* [EXTRACT TO READ]:
Reverse transcription-quantitative PCR (RT-qPCR)

Total RNA was isolated from A549 cells using TRIzol® reagent (Thermo Fisher Scientific, Inc.) according to the manufacturer's protocol. RNA concentration was measured using a NanoDrop™ 2000 spectrophotometer (Thermo Fisher Scientific, Inc.). A total of 2 µg RNA was reverse transcribed into complementary DNA using a reverse transcription kit (cat. no. KR103-04; Tiangen Biotech Co., Ltd.) according to the manufacturer's protocol. qPCR was performed using SYBR® Premix Ex Taq™ II (Takara Bio, Inc.) to detect SPAG5 gene expression. GAPDH was amplified in parallel as the internal control. The gene-specific primers used were as follows: SPAG5 forward, 5'-CATCTCACAGTGGGATAACTAATAAAC-3' and reverse, 5'-CAGGGATAGGTGAAGCAAGGATA-3' and GAPDH forward, 5'-CAGGAGGCATTGCTGATGAT-3' and reverse, 5'-GAAGGCTGGGGCTCATTT-3'. The following thermocycling conditions were used for the qPCR: Pre-denaturation at 95˚C for 30 sec, followed by 40 cycles of denaturation at 95˚C for 5 sec, annealing at 60˚C for 20 sec and extension at 72˚C for 10 sec, and final extension at 72˚C for 30 sec. The 2-ΔΔCq method was used to calculate relative gene expression (16).

[Bounding box prediction data]
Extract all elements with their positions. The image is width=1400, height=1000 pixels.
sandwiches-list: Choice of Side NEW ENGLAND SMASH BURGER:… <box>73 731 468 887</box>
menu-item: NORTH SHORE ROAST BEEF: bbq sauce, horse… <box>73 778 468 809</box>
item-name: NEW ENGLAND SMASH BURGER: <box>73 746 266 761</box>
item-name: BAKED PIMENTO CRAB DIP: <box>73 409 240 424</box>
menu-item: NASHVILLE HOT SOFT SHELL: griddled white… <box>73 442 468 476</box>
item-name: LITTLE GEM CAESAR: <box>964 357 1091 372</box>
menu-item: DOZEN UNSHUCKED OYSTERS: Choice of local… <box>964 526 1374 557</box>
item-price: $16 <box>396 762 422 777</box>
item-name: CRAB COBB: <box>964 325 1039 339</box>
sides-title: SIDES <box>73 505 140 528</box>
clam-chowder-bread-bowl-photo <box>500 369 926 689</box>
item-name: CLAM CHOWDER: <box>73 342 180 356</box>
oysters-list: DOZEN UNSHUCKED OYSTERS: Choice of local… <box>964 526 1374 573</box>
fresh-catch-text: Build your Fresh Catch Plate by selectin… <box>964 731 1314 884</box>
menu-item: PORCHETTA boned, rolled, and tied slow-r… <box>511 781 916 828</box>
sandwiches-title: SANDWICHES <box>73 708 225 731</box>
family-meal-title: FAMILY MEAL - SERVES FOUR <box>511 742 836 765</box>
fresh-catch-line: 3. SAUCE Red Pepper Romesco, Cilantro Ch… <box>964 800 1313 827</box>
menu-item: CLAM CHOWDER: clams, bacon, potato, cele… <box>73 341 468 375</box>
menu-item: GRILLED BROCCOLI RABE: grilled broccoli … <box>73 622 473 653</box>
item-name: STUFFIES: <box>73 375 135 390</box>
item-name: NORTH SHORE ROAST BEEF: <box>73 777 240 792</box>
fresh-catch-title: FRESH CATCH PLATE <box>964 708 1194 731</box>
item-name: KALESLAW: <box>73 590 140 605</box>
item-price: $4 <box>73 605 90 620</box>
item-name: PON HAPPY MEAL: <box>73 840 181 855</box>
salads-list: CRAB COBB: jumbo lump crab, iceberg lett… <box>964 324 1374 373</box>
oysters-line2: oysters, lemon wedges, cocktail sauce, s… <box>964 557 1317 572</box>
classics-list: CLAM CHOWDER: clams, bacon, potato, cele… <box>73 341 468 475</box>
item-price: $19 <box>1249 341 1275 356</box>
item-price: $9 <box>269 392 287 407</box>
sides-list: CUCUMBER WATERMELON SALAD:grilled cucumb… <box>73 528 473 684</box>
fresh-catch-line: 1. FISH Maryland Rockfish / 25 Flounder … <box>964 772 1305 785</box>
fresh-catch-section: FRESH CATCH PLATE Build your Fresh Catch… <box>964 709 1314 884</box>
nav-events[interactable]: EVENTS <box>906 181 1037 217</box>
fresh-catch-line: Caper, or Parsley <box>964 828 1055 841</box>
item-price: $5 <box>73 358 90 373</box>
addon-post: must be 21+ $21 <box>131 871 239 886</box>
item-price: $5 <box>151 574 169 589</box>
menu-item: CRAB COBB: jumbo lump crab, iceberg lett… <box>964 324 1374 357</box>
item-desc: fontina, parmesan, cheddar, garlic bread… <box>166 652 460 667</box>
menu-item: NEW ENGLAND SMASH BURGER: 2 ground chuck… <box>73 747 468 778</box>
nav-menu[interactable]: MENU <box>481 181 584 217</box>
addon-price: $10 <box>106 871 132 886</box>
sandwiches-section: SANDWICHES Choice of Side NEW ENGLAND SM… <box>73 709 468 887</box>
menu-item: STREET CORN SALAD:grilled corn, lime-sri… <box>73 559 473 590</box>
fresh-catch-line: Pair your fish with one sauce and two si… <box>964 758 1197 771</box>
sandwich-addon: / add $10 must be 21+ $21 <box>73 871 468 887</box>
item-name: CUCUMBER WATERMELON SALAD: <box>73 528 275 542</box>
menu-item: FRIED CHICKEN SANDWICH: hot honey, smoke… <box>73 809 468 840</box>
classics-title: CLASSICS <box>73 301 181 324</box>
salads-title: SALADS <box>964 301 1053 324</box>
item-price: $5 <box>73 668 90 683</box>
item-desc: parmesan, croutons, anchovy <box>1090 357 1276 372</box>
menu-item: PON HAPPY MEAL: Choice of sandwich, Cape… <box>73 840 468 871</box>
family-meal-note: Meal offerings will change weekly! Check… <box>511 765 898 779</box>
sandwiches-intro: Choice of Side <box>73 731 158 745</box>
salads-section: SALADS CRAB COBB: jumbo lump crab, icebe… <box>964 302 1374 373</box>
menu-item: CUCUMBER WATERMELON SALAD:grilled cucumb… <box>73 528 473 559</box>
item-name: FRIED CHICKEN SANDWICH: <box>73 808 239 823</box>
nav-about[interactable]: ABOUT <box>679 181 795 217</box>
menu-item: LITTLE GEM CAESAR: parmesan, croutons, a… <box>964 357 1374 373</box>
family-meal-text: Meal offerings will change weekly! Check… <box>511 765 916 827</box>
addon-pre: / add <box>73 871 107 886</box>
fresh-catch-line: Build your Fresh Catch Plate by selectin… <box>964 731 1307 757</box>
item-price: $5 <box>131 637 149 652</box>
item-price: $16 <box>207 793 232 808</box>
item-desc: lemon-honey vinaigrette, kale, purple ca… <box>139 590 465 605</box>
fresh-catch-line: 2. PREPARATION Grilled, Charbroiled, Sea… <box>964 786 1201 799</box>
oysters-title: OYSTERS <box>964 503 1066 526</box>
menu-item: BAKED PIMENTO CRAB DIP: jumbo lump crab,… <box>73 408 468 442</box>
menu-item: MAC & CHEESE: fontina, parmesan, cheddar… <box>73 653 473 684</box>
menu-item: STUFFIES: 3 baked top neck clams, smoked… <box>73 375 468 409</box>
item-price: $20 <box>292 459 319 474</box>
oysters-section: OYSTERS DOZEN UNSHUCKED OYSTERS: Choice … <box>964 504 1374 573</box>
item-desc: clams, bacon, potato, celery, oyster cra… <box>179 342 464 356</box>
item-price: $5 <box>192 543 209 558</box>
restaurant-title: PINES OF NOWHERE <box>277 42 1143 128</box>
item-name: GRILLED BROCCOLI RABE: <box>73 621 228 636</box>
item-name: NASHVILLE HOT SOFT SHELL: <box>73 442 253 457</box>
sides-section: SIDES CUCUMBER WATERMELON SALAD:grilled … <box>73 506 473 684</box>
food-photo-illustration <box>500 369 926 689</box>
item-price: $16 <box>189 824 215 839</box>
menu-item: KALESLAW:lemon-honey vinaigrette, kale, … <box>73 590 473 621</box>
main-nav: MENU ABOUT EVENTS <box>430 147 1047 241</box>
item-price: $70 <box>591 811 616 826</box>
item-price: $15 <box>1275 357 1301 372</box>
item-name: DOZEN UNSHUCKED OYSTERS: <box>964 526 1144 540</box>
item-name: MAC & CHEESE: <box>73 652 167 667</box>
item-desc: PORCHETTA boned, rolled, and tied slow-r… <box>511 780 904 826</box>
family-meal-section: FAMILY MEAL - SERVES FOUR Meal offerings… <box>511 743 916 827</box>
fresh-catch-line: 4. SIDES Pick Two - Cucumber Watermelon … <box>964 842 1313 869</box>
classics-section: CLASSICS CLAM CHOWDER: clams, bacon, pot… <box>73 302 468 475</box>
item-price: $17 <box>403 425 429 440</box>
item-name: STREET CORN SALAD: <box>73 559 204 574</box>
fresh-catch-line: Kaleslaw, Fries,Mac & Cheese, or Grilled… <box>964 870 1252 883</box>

* [ACTIVITY A]:
Using the RT-qPCR section, decide whether each statement agrees with it, answering yes or no and quoting the words that settle it: (i) The RNA came from A549 cells and was isolated with TRIzol® reagent. (ii) A total of 1 µg RNA was reverse transcribed into complementary DNA. (iii) GAPDH served as the internal control.
* [ACTIVITY B]:
According to the RT-qPCR section, at what temperature and for how long was the annealing step run?
* [ACTIVITY C]:
Write the next part of the RT-qPCR section, picking up after its last sentence.
You won't need the entries for any of this.

* [RESPONSE BOX A]:
(i) Yes: "Total RNA was isolated from A549 cells using TRIzol® reagent"
(ii) No: "A total of 2 µg RNA was reverse transcribed into complementary DNA"
(iii) Yes: "GAPDH was amplified in parallel as the internal control"

* [RESPONSE BOX B]:
At 60˚C for 20 sec.

* [RESPONSE BOX C]:
Flow cytometric analysis

A549 cells (1x105 cells/well) were seeded in 12-well plates and cultured for 17 h. Subsequently, the cells were transfected with SPAG5 siRNA or control siRNA for 48 h. The cells were harvested and incubated with 5 µl FITC Annexin V and 5 µl propidium iodide (PI) for 15 min in the dark, and 300 µl 1X binding buffer was then added. Finally, the cells were analyzed by flow cytometry (Muse™ Cell Analyzer; Merck Millipore). Cells with positive FITC Annexin V and negative PI were considered to be apoptotic.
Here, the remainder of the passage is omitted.